Task details: Pick out all lines in the listing holding the string "настоящему" and copy them.

Entries provided:
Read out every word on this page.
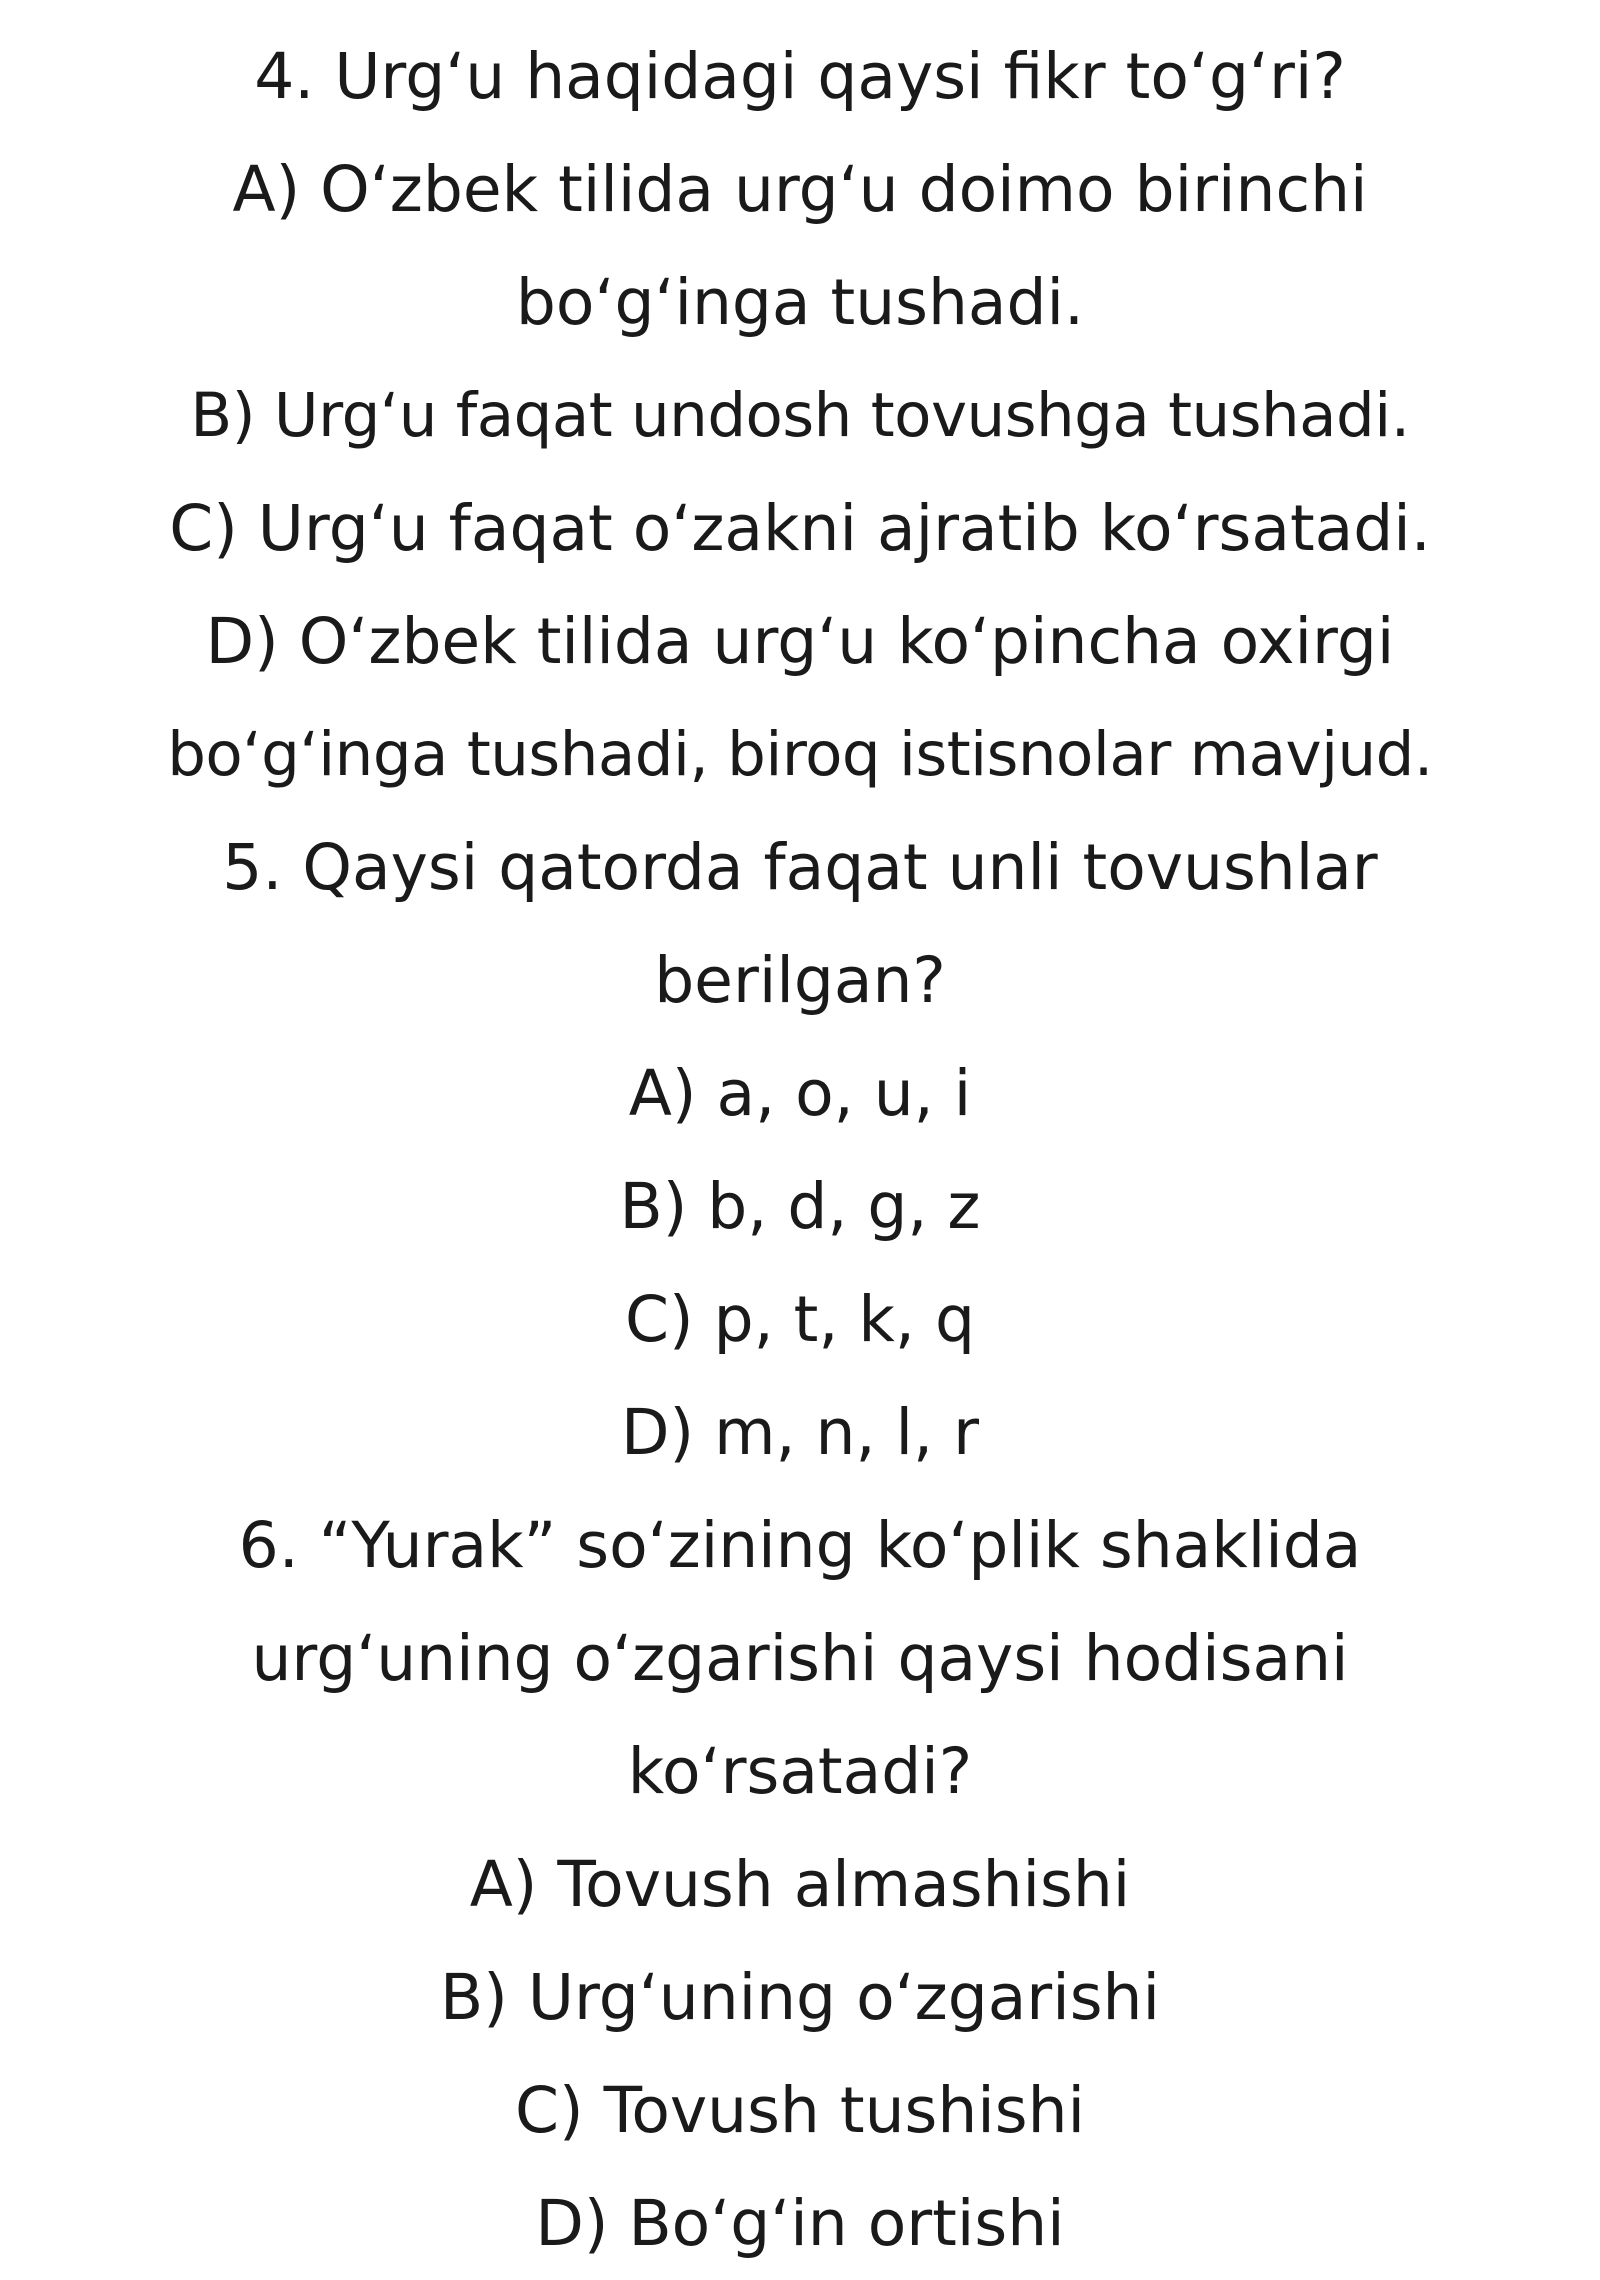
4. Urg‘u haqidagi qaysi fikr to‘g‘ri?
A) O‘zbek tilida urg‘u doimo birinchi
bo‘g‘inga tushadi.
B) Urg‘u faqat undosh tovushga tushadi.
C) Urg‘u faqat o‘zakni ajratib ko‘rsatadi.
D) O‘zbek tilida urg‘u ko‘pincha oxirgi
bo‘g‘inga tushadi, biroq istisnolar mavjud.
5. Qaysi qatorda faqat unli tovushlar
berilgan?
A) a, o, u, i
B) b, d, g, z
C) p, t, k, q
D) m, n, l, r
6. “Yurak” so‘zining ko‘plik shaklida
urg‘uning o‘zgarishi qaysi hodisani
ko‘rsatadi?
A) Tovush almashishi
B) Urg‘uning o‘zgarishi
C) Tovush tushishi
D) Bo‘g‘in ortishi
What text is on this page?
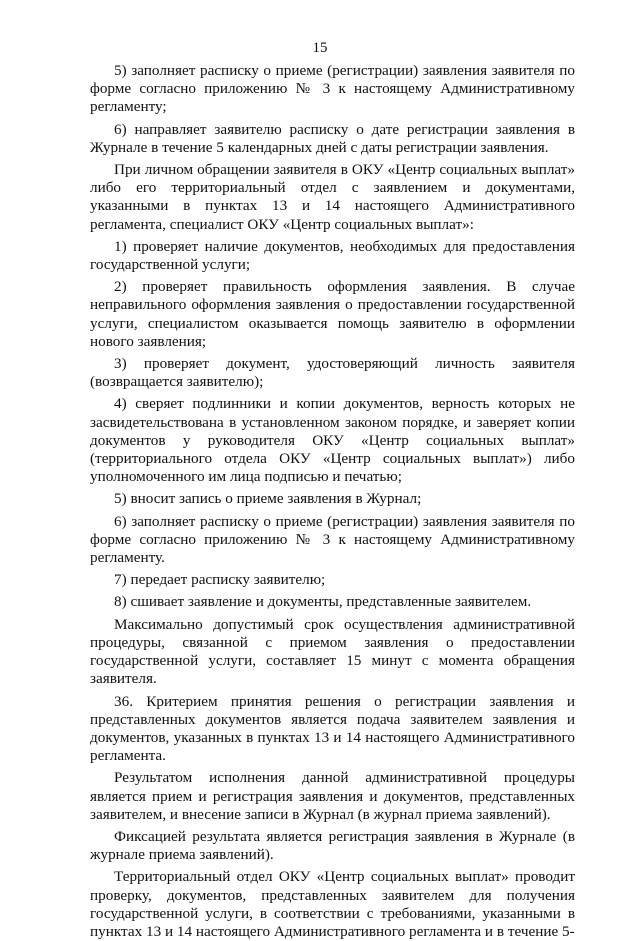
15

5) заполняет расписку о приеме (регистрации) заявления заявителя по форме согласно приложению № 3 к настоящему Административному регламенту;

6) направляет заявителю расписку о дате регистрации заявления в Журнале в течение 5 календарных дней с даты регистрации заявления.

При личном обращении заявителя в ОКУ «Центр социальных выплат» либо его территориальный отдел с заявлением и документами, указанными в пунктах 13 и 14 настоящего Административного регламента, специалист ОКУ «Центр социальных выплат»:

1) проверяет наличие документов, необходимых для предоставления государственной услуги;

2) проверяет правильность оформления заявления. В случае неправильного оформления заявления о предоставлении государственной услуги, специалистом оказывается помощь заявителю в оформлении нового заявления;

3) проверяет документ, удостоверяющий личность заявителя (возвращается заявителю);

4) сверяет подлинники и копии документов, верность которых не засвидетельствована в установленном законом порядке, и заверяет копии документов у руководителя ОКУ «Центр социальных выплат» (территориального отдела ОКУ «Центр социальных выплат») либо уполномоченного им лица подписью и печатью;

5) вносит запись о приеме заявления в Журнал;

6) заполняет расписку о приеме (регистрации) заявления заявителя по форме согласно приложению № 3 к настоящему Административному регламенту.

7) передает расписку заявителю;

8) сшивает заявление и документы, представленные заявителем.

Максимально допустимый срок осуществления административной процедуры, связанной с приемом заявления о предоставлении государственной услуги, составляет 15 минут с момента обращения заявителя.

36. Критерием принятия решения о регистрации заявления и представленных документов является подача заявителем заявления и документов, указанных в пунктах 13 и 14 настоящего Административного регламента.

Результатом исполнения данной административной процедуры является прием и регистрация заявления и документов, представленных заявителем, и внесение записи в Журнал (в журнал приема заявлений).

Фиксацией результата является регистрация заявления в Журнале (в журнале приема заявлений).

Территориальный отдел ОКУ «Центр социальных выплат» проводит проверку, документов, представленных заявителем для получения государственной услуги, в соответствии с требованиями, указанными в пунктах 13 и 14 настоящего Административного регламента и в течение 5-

Complete output:
5) заполняет расписку о приеме (регистрации) заявления заявителя по форме согласно приложению № 3 к настоящему Административному регламенту;
6) заполняет расписку о приеме (регистрации) заявления заявителя по форме согласно приложению № 3 к настоящему Административному регламенту.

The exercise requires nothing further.